Hopefully these two simple examples will clarify EventEmitter's proper usage.

118
votes

Yes, go ahead and use it.

EventEmitter is a public, documented type in the final Angular Core API. Whether or not it is based on Observable is irrelevant; if its documented emit and subscribe methods suit what you need, then go ahead and use it.

As also stated in the docs:

Uses Rx.Observable but provides an adapter to make it work as specified here: https://github.com/jhusain/observable-spec

Once a reference implementation of the spec is available, switch to it.

So they wanted an Observable like object that behaved in a certain way, they implemented it, and made it public. If it were merely an internal Angular abstraction that shouldn't be used, they wouldn't have made it public.

There are plenty of times when it's useful to have an emitter which sends events of a specific type. If that's your use case, go for it. If/when a reference implementation of the spec they link to is available, it should be a drop-in replacement, just as with any other polyfill.

Just be sure that the generator you pass to the subscribe() function follows the linked spec. The returned object is guaranteed to have an unsubscribe method which should be called to free any references to the generator (this is currently an RxJs Subscription object but that is indeed an implementation detail which should not be depended on).

export class MyServiceEvent {
    message: string;
    eventId: number;
}

export class MyService {
    public onChange: EventEmitter<MyServiceEvent> = new EventEmitter<MyServiceEvent>();

    public doSomething(message: string) {
        // do something, then...
        this.onChange.emit({message: message, eventId: 42});
    }
}

export class MyConsumer {
    private _serviceSubscription;

    constructor(private service: MyService) {
        this._serviceSubscription = this.service.onChange.subscribe({
            next: (event: MyServiceEvent) => {
                console.log(`Received message #${event.eventId}: ${event.message}`);
            }
        })

» **DATA**:
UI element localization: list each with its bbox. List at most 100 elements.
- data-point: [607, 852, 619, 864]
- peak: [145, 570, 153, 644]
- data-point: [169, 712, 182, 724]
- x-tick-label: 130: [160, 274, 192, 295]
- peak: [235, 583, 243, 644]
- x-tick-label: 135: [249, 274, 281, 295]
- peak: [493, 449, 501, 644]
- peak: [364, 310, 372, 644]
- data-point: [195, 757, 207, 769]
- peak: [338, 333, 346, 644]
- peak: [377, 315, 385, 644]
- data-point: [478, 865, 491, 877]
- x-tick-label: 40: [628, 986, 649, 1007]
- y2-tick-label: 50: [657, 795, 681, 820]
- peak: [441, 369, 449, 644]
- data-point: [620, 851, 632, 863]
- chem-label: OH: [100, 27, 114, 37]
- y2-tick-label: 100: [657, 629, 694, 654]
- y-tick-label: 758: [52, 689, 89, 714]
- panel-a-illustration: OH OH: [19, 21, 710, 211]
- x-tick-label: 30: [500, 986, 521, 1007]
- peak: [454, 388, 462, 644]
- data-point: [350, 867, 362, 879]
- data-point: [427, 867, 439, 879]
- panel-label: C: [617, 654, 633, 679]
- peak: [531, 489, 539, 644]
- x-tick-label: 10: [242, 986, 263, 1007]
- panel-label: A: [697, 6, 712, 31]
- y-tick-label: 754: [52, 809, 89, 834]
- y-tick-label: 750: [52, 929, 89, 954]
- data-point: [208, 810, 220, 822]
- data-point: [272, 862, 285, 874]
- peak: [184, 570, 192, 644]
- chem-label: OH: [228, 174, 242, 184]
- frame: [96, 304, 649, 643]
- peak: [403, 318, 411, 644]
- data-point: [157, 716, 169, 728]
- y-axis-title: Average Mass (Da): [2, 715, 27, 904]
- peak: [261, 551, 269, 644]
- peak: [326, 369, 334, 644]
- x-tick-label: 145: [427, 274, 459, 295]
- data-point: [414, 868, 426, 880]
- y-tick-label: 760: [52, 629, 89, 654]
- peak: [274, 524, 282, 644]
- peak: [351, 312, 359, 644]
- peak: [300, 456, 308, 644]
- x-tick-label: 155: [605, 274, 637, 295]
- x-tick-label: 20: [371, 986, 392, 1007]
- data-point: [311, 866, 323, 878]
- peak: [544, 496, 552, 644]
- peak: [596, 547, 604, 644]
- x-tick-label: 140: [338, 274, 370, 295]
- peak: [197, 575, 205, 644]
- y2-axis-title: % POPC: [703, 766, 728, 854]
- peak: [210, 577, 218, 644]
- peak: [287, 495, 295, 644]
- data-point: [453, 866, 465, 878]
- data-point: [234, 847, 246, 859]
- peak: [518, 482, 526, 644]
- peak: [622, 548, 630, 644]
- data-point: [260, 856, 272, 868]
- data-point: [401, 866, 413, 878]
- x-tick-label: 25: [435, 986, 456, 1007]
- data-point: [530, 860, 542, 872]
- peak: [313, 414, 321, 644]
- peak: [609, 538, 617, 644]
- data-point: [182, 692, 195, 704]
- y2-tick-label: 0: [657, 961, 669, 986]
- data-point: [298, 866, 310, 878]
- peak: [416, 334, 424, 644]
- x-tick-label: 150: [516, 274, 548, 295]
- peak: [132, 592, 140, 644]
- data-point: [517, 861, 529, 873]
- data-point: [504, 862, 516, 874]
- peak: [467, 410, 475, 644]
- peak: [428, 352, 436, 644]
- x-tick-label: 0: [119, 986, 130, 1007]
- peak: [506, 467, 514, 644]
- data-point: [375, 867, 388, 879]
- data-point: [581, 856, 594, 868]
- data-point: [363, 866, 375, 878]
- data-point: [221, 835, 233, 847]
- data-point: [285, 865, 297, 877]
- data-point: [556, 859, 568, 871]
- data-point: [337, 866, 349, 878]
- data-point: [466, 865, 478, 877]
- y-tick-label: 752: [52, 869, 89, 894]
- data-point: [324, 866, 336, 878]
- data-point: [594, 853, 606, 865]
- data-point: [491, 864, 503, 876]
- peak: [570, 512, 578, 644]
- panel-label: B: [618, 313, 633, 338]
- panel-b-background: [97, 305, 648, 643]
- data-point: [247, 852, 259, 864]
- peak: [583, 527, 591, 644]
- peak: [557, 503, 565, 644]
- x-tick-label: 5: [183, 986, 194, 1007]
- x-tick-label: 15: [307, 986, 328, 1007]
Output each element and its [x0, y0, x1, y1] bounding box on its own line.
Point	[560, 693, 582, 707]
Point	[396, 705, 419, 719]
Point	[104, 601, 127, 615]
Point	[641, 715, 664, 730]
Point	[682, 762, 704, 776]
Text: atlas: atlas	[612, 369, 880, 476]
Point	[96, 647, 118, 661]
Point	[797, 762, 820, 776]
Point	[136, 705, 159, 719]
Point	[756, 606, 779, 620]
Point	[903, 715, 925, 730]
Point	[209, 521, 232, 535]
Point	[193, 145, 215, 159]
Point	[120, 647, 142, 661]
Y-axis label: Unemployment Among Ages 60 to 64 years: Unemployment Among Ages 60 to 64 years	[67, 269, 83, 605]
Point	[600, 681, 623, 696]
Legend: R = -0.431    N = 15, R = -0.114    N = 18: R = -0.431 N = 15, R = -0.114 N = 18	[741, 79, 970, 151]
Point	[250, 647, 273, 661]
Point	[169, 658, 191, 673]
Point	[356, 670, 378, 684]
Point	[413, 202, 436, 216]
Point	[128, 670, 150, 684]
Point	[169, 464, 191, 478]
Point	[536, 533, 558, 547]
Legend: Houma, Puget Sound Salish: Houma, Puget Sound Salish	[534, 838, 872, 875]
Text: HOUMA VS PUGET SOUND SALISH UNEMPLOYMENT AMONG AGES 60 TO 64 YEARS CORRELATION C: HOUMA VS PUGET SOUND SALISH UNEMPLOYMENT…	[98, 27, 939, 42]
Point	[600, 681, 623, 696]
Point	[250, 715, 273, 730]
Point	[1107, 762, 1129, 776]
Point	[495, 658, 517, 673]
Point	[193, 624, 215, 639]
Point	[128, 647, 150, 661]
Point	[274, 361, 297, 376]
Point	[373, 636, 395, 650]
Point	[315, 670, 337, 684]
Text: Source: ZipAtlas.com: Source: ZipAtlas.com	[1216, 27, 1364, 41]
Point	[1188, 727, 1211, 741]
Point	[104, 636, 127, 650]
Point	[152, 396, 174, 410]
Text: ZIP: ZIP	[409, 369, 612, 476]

» **EXERCISE**: Name every class that the code in the EventEmitter text above declares.

» **YOUR RESPONSE**: MyServiceEvent, MyService, MyConsumer